Messages on social media claim that if lost or stranded, you can change your voicemail greeting message to provide instructions on where to find you, even if your phone is “low on juice or has no signal.”
An example of the claim on social media can be seen below.
If you are ever lost while hiking, get stranded with a broken down car, etc and you notice your cell phone is either low on juice or has no signal, here is a tip that very well may save your life. Change the voicemail on your phone to a message that gives your approximate location, the time, the date, your situation (lost, out of gas, car broken down, injured, etc) and any special instructions such as you are staying with the car, you are walking toward a town, etc…. The best part of this is that even if your cell phone dies or stops working, voicemail still works, so anyone calling your phone looking for you will hear the message and know where to find or where to send help.
The message above makes two fundamental claims, one which is true and the other false.
What’s true?
The true claim is that you can change your voicemail greeting even if your phone battery is low. It is perhaps of little surprise that this is true, since there would be no reason to place any type of “battery level limit” on when a user can change their voicemail greeting.
However many have questioned the logic of doing this when lost or stranded with a very low battery. Advice from authorities generally instead urges someone call 911 or to text 911 and offer as much information as you can about your location. Both of these are quicker and would use less battery power than the comparatively more laborious process of changing your voicemail message.

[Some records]
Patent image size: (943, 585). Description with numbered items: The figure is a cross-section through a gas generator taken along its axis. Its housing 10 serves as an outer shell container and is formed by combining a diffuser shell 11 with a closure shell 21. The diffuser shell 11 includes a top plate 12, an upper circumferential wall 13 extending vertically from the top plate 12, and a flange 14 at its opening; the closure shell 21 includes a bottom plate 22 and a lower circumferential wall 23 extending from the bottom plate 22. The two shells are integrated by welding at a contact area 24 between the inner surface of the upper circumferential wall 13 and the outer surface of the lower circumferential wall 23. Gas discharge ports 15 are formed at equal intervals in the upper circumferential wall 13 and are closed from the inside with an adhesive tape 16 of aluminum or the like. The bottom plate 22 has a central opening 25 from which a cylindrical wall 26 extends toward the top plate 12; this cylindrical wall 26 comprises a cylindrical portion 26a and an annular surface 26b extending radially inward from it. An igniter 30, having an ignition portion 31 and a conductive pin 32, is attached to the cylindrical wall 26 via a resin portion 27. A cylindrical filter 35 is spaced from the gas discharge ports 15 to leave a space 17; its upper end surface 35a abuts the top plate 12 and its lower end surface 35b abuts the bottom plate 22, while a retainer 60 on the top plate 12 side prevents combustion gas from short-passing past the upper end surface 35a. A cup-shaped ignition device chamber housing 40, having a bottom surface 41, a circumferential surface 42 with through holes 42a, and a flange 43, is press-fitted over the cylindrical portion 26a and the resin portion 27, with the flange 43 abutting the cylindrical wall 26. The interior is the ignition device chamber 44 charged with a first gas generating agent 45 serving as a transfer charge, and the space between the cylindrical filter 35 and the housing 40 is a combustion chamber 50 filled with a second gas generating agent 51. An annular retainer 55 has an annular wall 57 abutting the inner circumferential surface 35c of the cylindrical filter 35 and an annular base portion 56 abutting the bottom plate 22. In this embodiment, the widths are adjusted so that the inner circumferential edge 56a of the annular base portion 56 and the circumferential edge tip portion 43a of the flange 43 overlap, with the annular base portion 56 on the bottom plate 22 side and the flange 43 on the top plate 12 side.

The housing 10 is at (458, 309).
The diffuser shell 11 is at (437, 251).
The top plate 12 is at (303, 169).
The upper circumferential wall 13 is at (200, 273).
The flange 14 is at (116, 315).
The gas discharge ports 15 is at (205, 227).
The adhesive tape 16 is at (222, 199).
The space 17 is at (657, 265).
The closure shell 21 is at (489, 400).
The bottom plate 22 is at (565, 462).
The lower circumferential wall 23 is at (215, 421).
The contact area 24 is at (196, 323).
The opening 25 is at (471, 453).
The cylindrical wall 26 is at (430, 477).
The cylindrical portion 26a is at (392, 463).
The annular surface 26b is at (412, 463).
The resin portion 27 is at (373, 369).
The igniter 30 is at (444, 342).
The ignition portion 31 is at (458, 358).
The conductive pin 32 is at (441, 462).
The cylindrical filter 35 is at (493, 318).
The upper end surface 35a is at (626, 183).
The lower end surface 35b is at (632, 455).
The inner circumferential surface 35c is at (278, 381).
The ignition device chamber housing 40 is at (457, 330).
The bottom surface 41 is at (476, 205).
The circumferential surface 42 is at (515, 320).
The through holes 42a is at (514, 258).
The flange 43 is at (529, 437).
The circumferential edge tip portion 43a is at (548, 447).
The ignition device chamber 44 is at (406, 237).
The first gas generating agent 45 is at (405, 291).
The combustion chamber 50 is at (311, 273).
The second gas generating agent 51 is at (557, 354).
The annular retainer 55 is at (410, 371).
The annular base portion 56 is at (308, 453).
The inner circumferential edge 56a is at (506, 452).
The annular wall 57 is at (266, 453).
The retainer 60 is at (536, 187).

#### EXERCISE OBJECTIVE:
Carry on the fact-check about changing your voicemail greeting when lost or stranded, starting right after its final paragraph.

#### REPLY:
At this point, one may point out that if a person also has no phone signal, and as such calling or texting 911 is not possible, then would changing your voicemail become a practical solution. The answer is no, and we explain below.
What’s false?
And that’s because despite the claims in the message, you cannot change your voicemail if you have no phone (or Internet) signal (we assume here of course that someone stranded will not have access to Wi-Fi, an Internet connection, another cellular phone with a signal or a landline – if such things are available, a person could potentially use all of them to change their voicemail greeting, but the conundrum is rendered moot since all of those things can more easily be used to get help directly.)
Voicemail greetings are generally stored on data servers belonging to your phone operator. In order to change it, you need to be able to access those data servers, and with no signal, a person cannot do this.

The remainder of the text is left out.